Take the material and output all of it exactly.

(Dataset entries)
[Start]

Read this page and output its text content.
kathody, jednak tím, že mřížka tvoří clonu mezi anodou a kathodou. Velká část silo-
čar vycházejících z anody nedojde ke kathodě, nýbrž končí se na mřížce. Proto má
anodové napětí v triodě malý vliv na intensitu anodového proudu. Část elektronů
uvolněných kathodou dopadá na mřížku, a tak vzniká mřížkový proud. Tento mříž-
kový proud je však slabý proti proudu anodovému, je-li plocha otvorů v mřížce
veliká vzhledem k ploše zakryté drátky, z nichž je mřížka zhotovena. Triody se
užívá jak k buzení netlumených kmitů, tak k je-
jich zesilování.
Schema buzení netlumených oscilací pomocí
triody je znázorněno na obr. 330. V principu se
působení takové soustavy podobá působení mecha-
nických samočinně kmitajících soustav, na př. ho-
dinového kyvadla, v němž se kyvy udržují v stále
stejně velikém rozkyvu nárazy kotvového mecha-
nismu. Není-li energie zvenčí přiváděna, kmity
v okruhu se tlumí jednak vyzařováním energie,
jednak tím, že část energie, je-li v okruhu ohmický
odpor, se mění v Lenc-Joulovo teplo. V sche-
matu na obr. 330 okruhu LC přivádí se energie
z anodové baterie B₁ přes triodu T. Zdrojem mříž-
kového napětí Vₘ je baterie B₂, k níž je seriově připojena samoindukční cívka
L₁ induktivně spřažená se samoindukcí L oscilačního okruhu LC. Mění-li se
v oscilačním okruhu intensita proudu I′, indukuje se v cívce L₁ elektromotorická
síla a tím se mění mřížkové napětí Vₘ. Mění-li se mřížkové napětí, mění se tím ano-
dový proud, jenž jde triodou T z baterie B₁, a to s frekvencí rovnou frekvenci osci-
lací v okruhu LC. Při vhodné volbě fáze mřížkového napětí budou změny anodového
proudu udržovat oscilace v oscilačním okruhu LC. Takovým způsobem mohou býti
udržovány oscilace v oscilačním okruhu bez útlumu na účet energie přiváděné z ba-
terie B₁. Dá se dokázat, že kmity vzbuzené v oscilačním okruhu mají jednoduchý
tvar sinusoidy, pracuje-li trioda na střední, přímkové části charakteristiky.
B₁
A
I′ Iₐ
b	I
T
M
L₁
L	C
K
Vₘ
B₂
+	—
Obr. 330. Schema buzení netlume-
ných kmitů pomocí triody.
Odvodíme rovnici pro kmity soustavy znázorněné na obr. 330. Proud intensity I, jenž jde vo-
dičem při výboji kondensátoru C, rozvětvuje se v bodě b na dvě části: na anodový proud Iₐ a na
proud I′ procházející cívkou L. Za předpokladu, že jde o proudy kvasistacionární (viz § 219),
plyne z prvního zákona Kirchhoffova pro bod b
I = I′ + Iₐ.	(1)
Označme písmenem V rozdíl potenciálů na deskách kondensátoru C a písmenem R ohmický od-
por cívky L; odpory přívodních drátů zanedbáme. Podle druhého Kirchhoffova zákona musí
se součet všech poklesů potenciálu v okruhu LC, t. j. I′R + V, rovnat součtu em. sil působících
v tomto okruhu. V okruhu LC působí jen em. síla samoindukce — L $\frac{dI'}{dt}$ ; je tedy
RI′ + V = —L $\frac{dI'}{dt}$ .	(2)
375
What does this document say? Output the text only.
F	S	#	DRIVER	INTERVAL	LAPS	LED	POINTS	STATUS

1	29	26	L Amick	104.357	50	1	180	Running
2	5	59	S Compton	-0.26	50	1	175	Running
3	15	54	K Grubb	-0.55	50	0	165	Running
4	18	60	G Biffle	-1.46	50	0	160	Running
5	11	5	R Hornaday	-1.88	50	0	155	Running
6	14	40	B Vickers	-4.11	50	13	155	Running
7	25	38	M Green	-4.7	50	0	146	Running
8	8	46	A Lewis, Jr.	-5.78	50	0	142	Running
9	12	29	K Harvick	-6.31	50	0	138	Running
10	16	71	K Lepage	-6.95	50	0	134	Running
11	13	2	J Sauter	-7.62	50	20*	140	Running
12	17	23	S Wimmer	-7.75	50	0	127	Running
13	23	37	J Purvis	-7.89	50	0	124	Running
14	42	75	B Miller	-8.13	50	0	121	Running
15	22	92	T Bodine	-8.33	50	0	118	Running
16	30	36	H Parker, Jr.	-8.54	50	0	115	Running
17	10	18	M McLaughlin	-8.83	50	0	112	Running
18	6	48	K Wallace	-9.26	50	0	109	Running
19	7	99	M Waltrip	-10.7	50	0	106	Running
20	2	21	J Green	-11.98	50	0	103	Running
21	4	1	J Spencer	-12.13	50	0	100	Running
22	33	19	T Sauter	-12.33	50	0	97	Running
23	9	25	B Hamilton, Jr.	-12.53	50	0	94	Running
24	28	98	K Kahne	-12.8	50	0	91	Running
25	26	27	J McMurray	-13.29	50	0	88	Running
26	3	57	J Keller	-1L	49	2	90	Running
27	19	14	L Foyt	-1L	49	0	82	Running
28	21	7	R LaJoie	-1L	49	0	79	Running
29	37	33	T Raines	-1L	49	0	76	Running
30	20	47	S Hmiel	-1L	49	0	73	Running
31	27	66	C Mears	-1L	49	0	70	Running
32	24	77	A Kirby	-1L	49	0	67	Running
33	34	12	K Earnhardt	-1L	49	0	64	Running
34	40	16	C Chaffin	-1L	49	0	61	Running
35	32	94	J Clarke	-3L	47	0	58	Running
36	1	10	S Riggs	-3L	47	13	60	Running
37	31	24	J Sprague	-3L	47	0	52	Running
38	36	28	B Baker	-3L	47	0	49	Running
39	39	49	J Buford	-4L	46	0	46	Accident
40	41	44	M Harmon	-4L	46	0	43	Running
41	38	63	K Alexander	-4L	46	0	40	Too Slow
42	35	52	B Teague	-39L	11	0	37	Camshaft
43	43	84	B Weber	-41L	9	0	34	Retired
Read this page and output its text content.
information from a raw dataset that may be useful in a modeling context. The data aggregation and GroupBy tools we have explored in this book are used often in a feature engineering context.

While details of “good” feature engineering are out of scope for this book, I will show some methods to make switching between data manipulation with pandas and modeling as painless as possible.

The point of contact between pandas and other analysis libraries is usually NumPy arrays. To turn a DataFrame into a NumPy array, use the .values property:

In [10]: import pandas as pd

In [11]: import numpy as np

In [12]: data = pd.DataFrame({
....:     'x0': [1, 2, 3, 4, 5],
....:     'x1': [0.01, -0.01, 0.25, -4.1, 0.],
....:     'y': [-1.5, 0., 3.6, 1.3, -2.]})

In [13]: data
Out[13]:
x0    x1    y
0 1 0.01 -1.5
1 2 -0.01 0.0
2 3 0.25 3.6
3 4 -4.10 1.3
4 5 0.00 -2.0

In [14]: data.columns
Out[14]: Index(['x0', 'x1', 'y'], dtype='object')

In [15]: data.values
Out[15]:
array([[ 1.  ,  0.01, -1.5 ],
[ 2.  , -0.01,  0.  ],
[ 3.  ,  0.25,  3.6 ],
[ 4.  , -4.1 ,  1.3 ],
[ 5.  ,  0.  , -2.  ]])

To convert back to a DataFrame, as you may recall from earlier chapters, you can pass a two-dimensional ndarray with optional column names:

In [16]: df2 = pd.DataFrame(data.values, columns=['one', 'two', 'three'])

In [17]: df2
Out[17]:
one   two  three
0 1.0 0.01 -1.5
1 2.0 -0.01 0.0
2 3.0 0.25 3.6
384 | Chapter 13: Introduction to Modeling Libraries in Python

[End]

== Written solution ==
Read this page and output its text content.
kathody, jednak tím, že mřížka tvoří clonu mezi anodou a kathodou. Velká část silo-
čar vycházejících z anody nedojde ke kathodě, nýbrž končí se na mřížce. Proto má
anodové napětí v triodě malý vliv na intensitu anodového proudu. Část elektronů
uvolněných kathodou dopadá na mřížku, a tak vzniká mřížkový proud. Tento mříž-
kový proud je však slabý proti proudu anodovému, je-li plocha otvorů v mřížce
veliká vzhledem k ploše zakryté drátky, z nichž je mřížka zhotovena. Triody se
užívá jak k buzení netlumených kmitů, tak k je-
jich zesilování.
Schema buzení netlumených oscilací pomocí
triody je znázorněno na obr. 330. V principu se
působení takové soustavy podobá působení mecha-
nických samočinně kmitajících soustav, na př. ho-
dinového kyvadla, v němž se kyvy udržují v stále
stejně velikém rozkyvu nárazy kotvového mecha-
nismu. Není-li energie zvenčí přiváděna, kmity
v okruhu se tlumí jednak vyzařováním energie,
jednak tím, že část energie, je-li v okruhu ohmický
odpor, se mění v Lenc-Joulovo teplo. V sche-
matu na obr. 330 okruhu LC přivádí se energie
z anodové baterie B₁ přes triodu T. Zdrojem mříž-
kového napětí Vₘ je baterie B₂, k níž je seriově připojena samoindukční cívka
L₁ induktivně spřažená se samoindukcí L oscilačního okruhu LC. Mění-li se
v oscilačním okruhu intensita proudu I′, indukuje se v cívce L₁ elektromotorická
síla a tím se mění mřížkové napětí Vₘ. Mění-li se mřížkové napětí, mění se tím ano-
dový proud, jenž jde triodou T z baterie B₁, a to s frekvencí rovnou frekvenci osci-
lací v okruhu LC. Při vhodné volbě fáze mřížkového napětí budou změny anodového
proudu udržovat oscilace v oscilačním okruhu LC. Takovým způsobem mohou býti
udržovány oscilace v oscilačním okruhu bez útlumu na účet energie přiváděné z ba-
terie B₁. Dá se dokázat, že kmity vzbuzené v oscilačním okruhu mají jednoduchý
tvar sinusoidy, pracuje-li trioda na střední, přímkové části charakteristiky.
B₁
A
I′ Iₐ
b	I
T
M
L₁
L	C
K
Vₘ
B₂
+	—
Obr. 330. Schema buzení netlume-
ných kmitů pomocí triody.
Odvodíme rovnici pro kmity soustavy znázorněné na obr. 330. Proud intensity I, jenž jde vo-
dičem při výboji kondensátoru C, rozvětvuje se v bodě b na dvě části: na anodový proud Iₐ a na
proud I′ procházející cívkou L. Za předpokladu, že jde o proudy kvasistacionární (viz § 219),
plyne z prvního zákona Kirchhoffova pro bod b
I = I′ + Iₐ.	(1)
Označme písmenem V rozdíl potenciálů na deskách kondensátoru C a písmenem R ohmický od-
por cívky L; odpory přívodních drátů zanedbáme. Podle druhého Kirchhoffova zákona musí
se součet všech poklesů potenciálu v okruhu LC, t. j. I′R + V, rovnat součtu em. sil působících
v tomto okruhu. V okruhu LC působí jen em. síla samoindukce — L $\frac{dI'}{dt}$ ; je tedy
RI′ + V = —L $\frac{dI'}{dt}$ .	(2)
375
What does this document say? Output the text only.
F	S	#	DRIVER	INTERVAL	LAPS	LED	POINTS	STATUS

1	29	26	L Amick	104.357	50	1	180	Running
2	5	59	S Compton	-0.26	50	1	175	Running
3	15	54	K Grubb	-0.55	50	0	165	Running
4	18	60	G Biffle	-1.46	50	0	160	Running
5	11	5	R Hornaday	-1.88	50	0	155	Running
6	14	40	B Vickers	-4.11	50	13	155	Running
7	25	38	M Green	-4.7	50	0	146	Running
8	8	46	A Lewis, Jr.	-5.78	50	0	142	Running
9	12	29	K Harvick	-6.31	50	0	138	Running
10	16	71	K Lepage	-6.95	50	0	134	Running
11	13	2	J Sauter	-7.62	50	20*	140	Running
12	17	23	S Wimmer	-7.75	50	0	127	Running
13	23	37	J Purvis	-7.89	50	0	124	Running
14	42	75	B Miller	-8.13	50	0	121	Running
15	22	92	T Bodine	-8.33	50	0	118	Running
16	30	36	H Parker, Jr.	-8.54	50	0	115	Running
17	10	18	M McLaughlin	-8.83	50	0	112	Running
18	6	48	K Wallace	-9.26	50	0	109	Running
19	7	99	M Waltrip	-10.7	50	0	106	Running
20	2	21	J Green	-11.98	50	0	103	Running
21	4	1	J Spencer	-12.13	50	0	100	Running
22	33	19	T Sauter	-12.33	50	0	97	Running
23	9	25	B Hamilton, Jr.	-12.53	50	0	94	Running
24	28	98	K Kahne	-12.8	50	0	91	Running
25	26	27	J McMurray	-13.29	50	0	88	Running
26	3	57	J Keller	-1L	49	2	90	Running
27	19	14	L Foyt	-1L	49	0	82	Running
28	21	7	R LaJoie	-1L	49	0	79	Running
29	37	33	T Raines	-1L	49	0	76	Running
30	20	47	S Hmiel	-1L	49	0	73	Running
31	27	66	C Mears	-1L	49	0	70	Running
32	24	77	A Kirby	-1L	49	0	67	Running
33	34	12	K Earnhardt	-1L	49	0	64	Running
34	40	16	C Chaffin	-1L	49	0	61	Running
35	32	94	J Clarke	-3L	47	0	58	Running
36	1	10	S Riggs	-3L	47	13	60	Running
37	31	24	J Sprague	-3L	47	0	52	Running
38	36	28	B Baker	-3L	47	0	49	Running
39	39	49	J Buford	-4L	46	0	46	Accident
40	41	44	M Harmon	-4L	46	0	43	Running
41	38	63	K Alexander	-4L	46	0	40	Too Slow
42	35	52	B Teague	-39L	11	0	37	Camshaft
43	43	84	B Weber	-41L	9	0	34	Retired
Read this page and output its text content.
information from a raw dataset that may be useful in a modeling context. The data aggregation and GroupBy tools we have explored in this book are used often in a feature engineering context.

While details of “good” feature engineering are out of scope for this book, I will show some methods to make switching between data manipulation with pandas and modeling as painless as possible.

The point of contact between pandas and other analysis libraries is usually NumPy arrays. To turn a DataFrame into a NumPy array, use the .values property:

In [10]: import pandas as pd

In [11]: import numpy as np

In [12]: data = pd.DataFrame({
....:     'x0': [1, 2, 3, 4, 5],
....:     'x1': [0.01, -0.01, 0.25, -4.1, 0.],
....:     'y': [-1.5, 0., 3.6, 1.3, -2.]})

In [13]: data
Out[13]:
x0    x1    y
0 1 0.01 -1.5
1 2 -0.01 0.0
2 3 0.25 3.6
3 4 -4.10 1.3
4 5 0.00 -2.0

In [14]: data.columns
Out[14]: Index(['x0', 'x1', 'y'], dtype='object')

In [15]: data.values
Out[15]:
array([[ 1.  ,  0.01, -1.5 ],
[ 2.  , -0.01,  0.  ],
[ 3.  ,  0.25,  3.6 ],
[ 4.  , -4.1 ,  1.3 ],
[ 5.  ,  0.  , -2.  ]])

To convert back to a DataFrame, as you may recall from earlier chapters, you can pass a two-dimensional ndarray with optional column names:

In [16]: df2 = pd.DataFrame(data.values, columns=['one', 'two', 'three'])

In [17]: df2
Out[17]:
one   two  three
0 1.0 0.01 -1.5
1 2.0 -0.01 0.0
2 3.0 0.25 3.6
384 | Chapter 13: Introduction to Modeling Libraries in Python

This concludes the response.